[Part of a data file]

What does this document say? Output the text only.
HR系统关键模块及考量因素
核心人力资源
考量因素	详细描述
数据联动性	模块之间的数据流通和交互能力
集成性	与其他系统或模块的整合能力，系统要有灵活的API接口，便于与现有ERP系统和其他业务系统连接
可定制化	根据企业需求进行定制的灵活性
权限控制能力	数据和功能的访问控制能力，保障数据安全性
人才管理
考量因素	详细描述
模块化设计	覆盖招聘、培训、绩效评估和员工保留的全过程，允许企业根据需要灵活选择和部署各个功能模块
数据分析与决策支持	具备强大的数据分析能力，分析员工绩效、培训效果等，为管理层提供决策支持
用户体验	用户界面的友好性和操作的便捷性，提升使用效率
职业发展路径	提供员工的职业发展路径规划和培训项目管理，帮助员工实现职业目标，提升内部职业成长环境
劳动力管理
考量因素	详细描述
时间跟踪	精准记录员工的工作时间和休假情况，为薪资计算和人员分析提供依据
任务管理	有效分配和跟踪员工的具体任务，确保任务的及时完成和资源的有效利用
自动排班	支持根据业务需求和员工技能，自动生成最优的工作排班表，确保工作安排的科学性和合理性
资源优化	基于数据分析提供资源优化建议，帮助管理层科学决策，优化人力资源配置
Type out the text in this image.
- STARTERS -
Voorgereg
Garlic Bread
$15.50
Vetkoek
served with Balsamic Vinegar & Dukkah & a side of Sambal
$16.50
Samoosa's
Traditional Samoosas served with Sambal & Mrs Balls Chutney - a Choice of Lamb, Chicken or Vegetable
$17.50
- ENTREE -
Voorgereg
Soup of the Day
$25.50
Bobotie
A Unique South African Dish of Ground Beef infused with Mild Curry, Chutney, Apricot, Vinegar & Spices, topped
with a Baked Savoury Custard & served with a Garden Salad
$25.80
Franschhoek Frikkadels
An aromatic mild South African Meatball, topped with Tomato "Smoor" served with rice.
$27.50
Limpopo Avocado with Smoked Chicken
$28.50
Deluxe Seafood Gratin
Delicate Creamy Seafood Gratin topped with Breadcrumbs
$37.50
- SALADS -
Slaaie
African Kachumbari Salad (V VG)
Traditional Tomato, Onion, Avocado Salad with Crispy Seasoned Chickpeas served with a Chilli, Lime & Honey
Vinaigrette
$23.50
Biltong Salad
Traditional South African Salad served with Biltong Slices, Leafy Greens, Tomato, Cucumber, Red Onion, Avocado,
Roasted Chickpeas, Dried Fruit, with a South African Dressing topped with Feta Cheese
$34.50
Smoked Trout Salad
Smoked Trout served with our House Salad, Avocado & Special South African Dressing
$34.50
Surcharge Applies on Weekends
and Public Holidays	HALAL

__Job__:
Filter the data for the string "Sambal" and copy every line that has it.

__Correct output__:
served with Balsamic Vinegar & Dukkah & a side of Sambal
Traditional Samoosas served with Sambal & Mrs Balls Chutney - a Choice of Lamb, Chicken or Vegetable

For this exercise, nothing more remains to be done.